Filter this data down to the lines that hold "object", and copy them.

Dataset entries:
■ ■ ■

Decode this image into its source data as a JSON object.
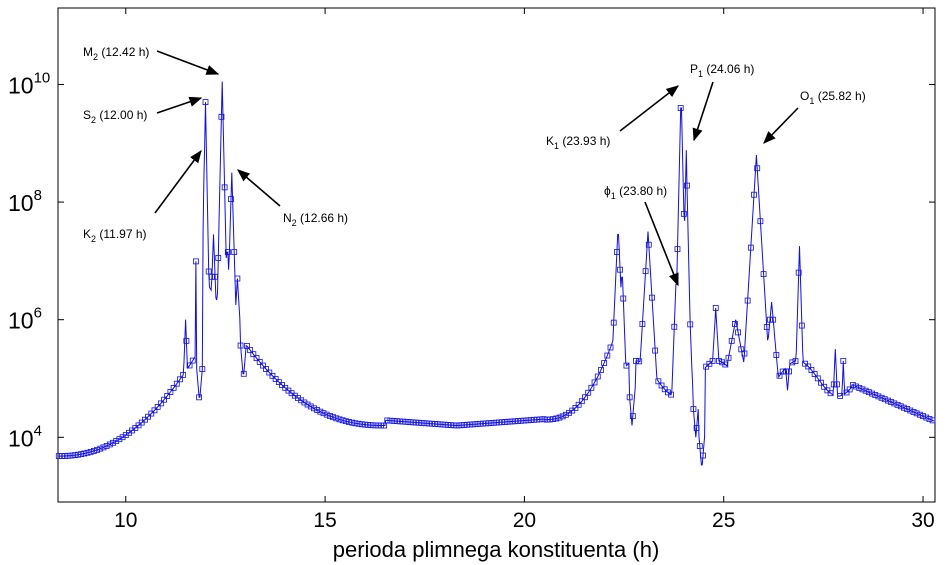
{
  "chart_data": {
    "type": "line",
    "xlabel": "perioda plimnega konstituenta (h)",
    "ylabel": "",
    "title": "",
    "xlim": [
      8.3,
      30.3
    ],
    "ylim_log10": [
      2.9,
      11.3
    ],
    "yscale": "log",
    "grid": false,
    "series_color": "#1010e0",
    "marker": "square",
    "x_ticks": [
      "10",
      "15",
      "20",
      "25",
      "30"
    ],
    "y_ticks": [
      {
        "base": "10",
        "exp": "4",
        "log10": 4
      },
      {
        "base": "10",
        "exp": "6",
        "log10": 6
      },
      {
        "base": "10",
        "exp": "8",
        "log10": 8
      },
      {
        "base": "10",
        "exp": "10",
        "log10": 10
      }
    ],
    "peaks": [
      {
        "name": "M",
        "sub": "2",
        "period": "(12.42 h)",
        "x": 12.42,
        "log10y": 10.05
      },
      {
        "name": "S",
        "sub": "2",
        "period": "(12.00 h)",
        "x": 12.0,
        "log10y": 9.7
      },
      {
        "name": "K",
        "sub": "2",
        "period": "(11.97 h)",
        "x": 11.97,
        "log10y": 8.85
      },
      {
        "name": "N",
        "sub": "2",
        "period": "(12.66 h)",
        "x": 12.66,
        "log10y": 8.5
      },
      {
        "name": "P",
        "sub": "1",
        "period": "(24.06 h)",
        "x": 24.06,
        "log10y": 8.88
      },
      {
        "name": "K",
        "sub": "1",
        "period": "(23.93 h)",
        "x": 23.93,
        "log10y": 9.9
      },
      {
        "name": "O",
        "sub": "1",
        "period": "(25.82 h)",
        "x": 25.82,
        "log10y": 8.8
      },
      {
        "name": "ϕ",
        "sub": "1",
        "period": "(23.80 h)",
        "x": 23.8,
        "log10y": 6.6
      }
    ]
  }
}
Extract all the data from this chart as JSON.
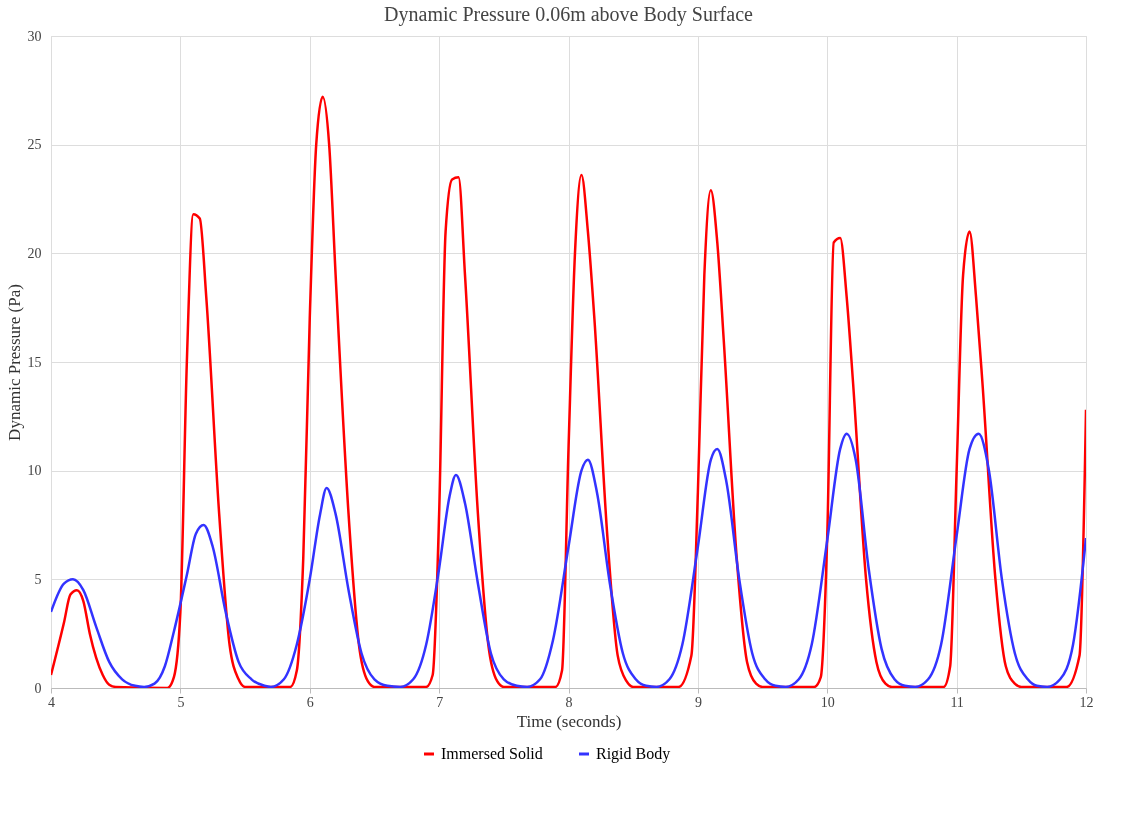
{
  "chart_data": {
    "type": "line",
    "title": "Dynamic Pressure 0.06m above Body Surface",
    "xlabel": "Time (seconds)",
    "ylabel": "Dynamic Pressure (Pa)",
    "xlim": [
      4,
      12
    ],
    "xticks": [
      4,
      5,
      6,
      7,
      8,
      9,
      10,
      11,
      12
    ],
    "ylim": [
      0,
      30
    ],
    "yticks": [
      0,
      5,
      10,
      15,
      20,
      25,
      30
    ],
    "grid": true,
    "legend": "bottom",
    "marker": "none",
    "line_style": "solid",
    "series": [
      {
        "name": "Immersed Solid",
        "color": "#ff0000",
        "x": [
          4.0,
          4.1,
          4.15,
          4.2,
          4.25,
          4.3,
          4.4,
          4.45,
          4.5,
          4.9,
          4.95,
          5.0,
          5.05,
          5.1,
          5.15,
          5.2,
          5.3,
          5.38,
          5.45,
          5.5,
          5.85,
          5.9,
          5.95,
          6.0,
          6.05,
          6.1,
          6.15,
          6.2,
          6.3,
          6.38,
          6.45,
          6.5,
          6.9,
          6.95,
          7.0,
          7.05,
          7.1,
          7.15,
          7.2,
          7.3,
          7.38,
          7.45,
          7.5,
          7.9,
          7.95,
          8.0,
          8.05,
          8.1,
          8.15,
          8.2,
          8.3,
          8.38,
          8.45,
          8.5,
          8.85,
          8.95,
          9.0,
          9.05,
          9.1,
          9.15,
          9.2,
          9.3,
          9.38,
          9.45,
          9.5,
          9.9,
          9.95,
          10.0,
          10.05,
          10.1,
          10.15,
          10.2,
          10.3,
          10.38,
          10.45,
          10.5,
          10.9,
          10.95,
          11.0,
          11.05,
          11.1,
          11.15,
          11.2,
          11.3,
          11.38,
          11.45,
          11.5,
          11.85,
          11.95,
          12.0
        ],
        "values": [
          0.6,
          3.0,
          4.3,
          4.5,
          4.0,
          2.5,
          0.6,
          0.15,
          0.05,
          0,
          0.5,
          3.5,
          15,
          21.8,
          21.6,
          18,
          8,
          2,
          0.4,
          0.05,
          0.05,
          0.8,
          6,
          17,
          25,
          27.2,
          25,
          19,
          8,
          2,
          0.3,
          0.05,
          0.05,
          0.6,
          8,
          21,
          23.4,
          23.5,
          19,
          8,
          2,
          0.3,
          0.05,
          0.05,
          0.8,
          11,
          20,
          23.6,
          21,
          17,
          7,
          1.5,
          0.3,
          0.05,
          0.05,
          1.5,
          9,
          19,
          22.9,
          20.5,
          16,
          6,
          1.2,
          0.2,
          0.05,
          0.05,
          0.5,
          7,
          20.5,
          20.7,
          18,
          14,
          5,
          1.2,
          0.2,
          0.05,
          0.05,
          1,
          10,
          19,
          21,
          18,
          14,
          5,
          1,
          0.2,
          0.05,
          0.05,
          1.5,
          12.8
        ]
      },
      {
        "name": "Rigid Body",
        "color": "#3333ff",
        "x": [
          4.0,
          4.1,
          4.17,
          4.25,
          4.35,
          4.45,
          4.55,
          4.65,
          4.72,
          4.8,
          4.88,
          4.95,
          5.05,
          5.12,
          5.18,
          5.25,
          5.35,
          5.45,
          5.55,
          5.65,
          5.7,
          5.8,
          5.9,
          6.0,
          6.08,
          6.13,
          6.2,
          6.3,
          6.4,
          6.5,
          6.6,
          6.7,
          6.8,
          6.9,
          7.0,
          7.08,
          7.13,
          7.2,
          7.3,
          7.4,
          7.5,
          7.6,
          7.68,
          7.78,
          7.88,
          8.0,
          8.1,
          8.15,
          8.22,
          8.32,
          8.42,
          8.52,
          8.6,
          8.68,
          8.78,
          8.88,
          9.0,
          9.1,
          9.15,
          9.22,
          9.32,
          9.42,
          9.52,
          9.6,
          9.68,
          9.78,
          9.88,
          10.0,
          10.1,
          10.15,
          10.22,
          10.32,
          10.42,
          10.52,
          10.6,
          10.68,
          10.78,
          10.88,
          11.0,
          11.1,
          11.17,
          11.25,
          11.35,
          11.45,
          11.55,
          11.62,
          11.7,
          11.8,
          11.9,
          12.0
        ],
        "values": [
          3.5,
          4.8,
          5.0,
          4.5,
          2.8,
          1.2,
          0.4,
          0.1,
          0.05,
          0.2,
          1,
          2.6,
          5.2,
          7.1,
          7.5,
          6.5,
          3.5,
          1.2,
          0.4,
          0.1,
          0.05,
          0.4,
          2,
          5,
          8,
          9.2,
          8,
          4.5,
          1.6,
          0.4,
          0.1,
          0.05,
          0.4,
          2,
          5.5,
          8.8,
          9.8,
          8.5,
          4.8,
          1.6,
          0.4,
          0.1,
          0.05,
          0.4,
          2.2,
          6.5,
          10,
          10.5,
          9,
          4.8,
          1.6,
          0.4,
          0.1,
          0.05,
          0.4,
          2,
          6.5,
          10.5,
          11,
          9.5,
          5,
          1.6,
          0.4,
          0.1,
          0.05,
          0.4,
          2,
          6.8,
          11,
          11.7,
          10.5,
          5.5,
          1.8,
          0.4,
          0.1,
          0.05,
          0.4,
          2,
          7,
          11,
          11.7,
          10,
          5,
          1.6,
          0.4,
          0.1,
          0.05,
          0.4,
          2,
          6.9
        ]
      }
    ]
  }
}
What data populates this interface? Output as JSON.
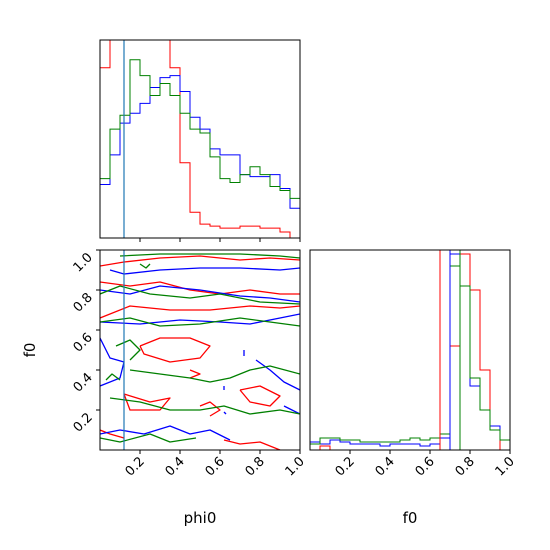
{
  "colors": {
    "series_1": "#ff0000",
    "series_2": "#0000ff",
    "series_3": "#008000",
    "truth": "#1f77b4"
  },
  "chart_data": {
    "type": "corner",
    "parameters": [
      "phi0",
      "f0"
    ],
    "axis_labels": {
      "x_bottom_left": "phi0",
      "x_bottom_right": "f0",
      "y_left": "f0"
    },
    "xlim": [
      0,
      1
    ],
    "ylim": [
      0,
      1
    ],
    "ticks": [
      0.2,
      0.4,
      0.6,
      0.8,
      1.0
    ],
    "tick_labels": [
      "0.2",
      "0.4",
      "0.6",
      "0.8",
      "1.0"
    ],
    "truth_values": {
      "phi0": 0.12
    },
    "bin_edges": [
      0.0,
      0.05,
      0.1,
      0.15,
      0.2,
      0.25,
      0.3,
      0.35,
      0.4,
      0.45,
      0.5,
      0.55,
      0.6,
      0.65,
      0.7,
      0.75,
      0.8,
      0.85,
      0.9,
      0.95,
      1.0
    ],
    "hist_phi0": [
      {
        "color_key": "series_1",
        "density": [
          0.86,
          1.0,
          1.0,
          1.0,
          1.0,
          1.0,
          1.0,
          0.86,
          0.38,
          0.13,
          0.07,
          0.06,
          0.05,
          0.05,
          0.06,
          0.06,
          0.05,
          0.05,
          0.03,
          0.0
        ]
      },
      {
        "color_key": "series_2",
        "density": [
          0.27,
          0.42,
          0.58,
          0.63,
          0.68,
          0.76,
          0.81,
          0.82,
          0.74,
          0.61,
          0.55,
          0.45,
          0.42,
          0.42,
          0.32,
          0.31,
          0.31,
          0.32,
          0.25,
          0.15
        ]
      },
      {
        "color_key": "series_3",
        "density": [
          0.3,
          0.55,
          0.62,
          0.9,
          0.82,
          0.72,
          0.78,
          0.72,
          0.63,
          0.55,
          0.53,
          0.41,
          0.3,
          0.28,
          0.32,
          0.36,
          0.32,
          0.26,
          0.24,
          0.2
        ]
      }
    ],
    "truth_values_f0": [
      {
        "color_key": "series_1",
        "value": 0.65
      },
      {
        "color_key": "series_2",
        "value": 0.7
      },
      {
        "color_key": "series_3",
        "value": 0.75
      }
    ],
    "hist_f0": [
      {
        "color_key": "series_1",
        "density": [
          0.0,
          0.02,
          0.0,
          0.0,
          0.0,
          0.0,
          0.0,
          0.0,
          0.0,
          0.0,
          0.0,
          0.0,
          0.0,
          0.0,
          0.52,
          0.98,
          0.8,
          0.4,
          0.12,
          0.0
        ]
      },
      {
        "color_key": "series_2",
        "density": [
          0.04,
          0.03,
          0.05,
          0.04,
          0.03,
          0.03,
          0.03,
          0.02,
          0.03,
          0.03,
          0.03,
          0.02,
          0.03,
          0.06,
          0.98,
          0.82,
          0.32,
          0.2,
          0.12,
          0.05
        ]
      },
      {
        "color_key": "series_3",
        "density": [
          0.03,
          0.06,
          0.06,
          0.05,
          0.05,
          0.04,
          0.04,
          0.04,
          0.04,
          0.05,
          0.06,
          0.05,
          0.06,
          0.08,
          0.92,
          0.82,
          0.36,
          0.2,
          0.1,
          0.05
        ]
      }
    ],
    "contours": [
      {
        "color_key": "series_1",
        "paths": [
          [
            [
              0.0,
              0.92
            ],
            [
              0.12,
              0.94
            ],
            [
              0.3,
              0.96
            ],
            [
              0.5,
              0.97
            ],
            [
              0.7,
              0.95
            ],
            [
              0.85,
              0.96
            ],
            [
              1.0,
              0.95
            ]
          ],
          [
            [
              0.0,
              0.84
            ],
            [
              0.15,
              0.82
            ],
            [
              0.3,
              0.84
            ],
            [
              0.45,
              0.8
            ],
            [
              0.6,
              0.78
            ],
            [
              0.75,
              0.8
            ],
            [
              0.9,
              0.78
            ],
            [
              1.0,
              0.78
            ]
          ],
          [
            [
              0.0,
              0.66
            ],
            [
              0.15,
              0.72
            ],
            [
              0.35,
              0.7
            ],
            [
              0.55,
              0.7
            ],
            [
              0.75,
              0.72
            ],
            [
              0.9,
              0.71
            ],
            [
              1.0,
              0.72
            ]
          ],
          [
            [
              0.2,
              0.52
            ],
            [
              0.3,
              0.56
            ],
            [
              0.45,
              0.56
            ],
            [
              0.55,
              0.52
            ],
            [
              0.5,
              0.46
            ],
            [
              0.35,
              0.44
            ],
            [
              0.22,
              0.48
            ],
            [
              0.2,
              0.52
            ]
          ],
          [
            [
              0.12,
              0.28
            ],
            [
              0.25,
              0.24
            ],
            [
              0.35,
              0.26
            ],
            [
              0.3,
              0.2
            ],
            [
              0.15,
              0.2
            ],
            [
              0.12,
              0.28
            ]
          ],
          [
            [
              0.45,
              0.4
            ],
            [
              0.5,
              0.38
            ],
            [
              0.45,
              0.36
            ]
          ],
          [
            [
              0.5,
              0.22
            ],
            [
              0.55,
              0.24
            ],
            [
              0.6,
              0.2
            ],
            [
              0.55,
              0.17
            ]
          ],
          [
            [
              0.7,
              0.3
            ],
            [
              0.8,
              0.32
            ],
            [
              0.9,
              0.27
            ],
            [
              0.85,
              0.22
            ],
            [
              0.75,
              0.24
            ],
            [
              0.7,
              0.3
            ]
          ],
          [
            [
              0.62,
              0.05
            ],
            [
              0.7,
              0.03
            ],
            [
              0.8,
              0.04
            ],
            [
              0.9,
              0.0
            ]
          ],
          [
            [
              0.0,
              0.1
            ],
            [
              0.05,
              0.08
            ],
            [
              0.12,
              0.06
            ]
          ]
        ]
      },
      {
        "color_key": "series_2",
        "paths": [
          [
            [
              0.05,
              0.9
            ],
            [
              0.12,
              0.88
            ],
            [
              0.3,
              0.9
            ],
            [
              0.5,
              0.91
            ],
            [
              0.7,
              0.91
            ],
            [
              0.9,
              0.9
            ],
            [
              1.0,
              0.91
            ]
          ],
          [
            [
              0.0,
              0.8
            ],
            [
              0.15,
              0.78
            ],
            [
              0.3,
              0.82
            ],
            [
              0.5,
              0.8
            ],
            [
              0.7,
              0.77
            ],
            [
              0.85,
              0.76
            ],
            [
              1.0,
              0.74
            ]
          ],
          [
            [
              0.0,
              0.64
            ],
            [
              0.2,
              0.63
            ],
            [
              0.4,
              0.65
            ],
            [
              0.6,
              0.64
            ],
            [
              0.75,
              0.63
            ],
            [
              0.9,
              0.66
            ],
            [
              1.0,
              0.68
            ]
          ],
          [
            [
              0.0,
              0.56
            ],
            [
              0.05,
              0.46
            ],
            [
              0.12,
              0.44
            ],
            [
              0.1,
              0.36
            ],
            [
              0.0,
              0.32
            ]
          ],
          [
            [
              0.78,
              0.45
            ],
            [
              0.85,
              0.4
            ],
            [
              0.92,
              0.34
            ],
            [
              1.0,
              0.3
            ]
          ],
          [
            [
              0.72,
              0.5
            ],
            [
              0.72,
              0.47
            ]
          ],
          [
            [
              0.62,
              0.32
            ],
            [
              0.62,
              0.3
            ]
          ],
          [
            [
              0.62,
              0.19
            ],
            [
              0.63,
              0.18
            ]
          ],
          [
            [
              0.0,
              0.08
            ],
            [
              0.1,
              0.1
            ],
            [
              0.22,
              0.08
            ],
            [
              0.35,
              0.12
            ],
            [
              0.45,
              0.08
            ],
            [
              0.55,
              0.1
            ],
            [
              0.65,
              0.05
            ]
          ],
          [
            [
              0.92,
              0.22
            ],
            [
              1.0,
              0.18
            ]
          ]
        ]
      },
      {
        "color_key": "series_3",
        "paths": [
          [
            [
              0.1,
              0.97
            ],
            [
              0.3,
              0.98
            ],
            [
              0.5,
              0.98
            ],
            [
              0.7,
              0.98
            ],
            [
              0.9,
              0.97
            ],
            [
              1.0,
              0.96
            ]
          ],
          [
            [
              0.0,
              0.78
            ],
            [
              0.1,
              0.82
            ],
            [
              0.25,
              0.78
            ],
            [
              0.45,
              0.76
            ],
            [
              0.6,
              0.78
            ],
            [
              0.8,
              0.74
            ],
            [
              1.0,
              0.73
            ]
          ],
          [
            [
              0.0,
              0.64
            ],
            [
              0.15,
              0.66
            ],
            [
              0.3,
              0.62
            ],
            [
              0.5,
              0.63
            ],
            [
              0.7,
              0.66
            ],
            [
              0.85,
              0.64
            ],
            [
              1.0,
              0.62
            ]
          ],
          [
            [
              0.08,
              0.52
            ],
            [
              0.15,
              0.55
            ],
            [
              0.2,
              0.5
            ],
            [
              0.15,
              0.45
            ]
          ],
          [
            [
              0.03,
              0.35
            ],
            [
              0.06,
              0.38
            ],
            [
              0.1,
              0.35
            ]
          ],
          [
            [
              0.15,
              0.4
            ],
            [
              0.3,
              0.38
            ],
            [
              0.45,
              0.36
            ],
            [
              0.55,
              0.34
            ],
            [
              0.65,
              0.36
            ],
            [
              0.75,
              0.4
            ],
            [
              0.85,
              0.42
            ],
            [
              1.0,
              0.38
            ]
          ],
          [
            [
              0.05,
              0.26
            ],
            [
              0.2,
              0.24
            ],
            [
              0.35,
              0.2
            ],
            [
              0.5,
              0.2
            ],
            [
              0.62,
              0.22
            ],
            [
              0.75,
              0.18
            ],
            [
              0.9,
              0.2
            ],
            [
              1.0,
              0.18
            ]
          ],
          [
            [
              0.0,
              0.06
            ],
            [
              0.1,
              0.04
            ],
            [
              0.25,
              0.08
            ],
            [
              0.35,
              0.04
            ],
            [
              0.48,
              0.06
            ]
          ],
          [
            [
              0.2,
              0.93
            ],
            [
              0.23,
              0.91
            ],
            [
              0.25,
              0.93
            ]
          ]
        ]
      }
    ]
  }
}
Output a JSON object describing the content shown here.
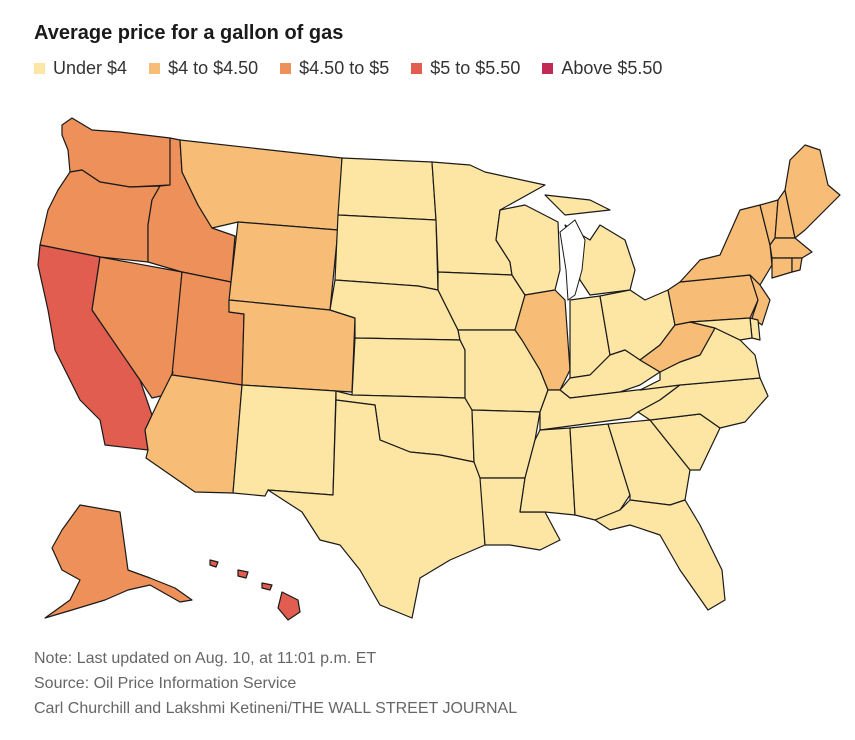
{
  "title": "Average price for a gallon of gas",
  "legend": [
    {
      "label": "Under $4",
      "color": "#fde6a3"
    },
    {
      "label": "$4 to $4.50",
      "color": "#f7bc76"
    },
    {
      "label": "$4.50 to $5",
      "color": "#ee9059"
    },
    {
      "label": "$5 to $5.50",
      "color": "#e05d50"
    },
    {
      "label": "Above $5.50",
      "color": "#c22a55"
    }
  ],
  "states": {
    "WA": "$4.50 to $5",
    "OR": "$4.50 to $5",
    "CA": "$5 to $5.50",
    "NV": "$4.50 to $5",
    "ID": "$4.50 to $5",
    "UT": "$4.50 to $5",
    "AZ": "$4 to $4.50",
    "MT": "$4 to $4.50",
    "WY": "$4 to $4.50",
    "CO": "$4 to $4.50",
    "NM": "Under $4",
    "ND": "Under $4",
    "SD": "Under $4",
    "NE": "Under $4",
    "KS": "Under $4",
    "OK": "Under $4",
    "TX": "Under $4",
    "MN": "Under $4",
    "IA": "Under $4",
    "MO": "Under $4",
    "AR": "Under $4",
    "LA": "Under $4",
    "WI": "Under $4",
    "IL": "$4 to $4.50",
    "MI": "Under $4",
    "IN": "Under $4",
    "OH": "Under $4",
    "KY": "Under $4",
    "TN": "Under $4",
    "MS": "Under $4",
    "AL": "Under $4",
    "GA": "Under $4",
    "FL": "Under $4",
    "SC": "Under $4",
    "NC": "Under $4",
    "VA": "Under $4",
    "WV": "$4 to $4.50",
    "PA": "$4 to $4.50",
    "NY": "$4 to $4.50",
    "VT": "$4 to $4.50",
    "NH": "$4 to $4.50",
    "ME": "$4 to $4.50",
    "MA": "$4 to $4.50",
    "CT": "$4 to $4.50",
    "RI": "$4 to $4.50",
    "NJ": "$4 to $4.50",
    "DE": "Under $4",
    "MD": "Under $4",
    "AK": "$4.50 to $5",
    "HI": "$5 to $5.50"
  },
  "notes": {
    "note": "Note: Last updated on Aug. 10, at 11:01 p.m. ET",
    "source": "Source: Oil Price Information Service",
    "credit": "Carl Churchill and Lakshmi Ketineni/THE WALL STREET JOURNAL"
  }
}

■ ■ ■

SOLUTION BELOW
Decode this image into its source data as a JSON object.
Output a JSON object describing the content shown here.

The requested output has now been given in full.